Records from a collection of figures:

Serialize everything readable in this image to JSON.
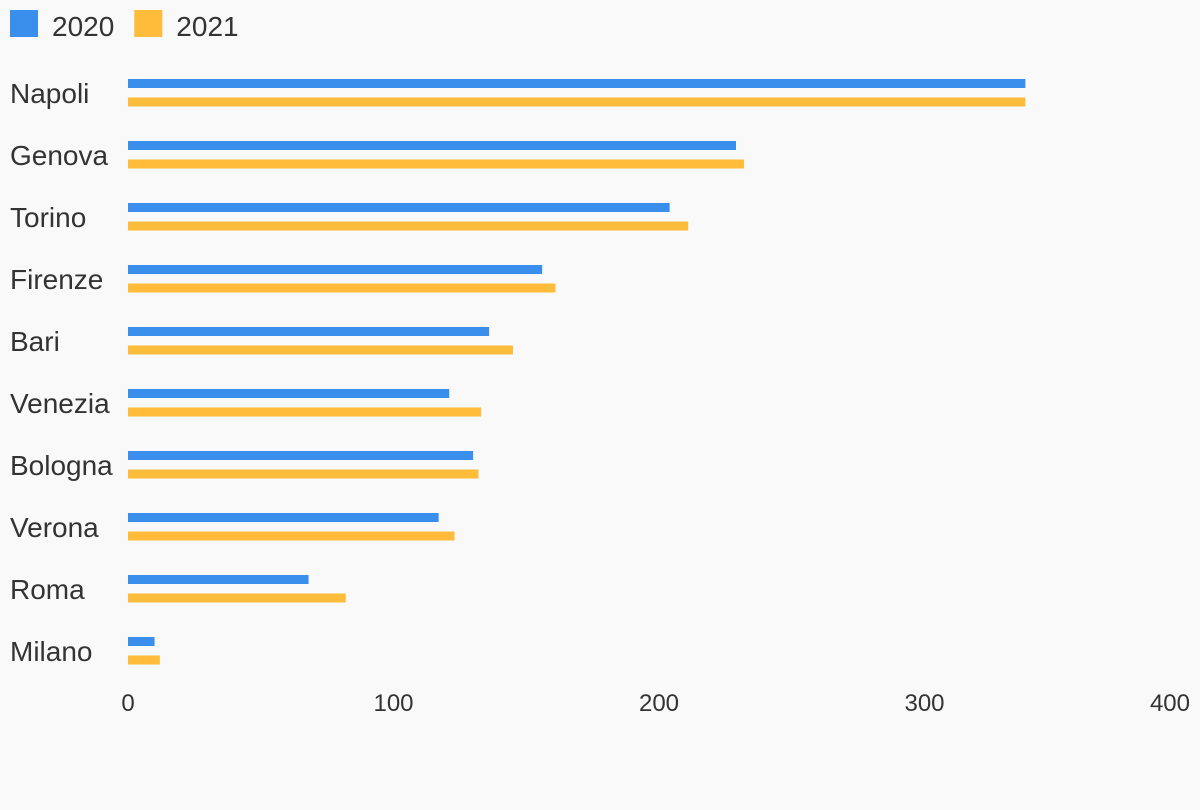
{
  "chart_data": {
    "type": "bar",
    "orientation": "horizontal",
    "categories": [
      "Napoli",
      "Genova",
      "Torino",
      "Firenze",
      "Bari",
      "Venezia",
      "Bologna",
      "Verona",
      "Roma",
      "Milano"
    ],
    "series": [
      {
        "name": "2020",
        "color": "#3a8eec",
        "values": [
          338,
          229,
          204,
          156,
          136,
          121,
          130,
          117,
          68,
          10
        ]
      },
      {
        "name": "2021",
        "color": "#ffbb3a",
        "values": [
          338,
          232,
          211,
          161,
          145,
          133,
          132,
          123,
          82,
          12
        ]
      }
    ],
    "xlim": [
      0,
      400
    ],
    "xticks": [
      0,
      100,
      200,
      300,
      400
    ],
    "legend_position": "top-left",
    "grid": false
  }
}
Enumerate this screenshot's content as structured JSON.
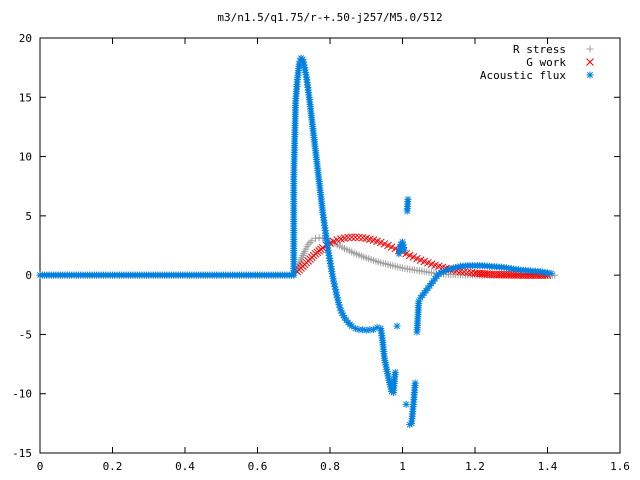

OBJECTIVE:
Omitting all images, print the listing exactly.

SOLVED PROBLEM:
Serialize everything readable in this image to JSON.
{
  "chart_data": {
    "type": "bar",
    "orientation": "horizontal",
    "categories": [
      "Napoli",
      "Genova",
      "Torino",
      "Firenze",
      "Bari",
      "Venezia",
      "Bologna",
      "Verona",
      "Roma",
      "Milano"
    ],
    "series": [
      {
        "name": "2020",
        "color": "#3a8eec",
        "values": [
          338,
          229,
          204,
          156,
          136,
          121,
          130,
          117,
          68,
          10
        ]
      },
      {
        "name": "2021",
        "color": "#ffbb3a",
        "values": [
          338,
          232,
          211,
          161,
          145,
          133,
          132,
          123,
          82,
          12
        ]
      }
    ],
    "xlim": [
      0,
      400
    ],
    "xticks": [
      0,
      100,
      200,
      300,
      400
    ],
    "legend_position": "top-left",
    "grid": false
  }
}
Enumerate this screenshot's content as structured JSON.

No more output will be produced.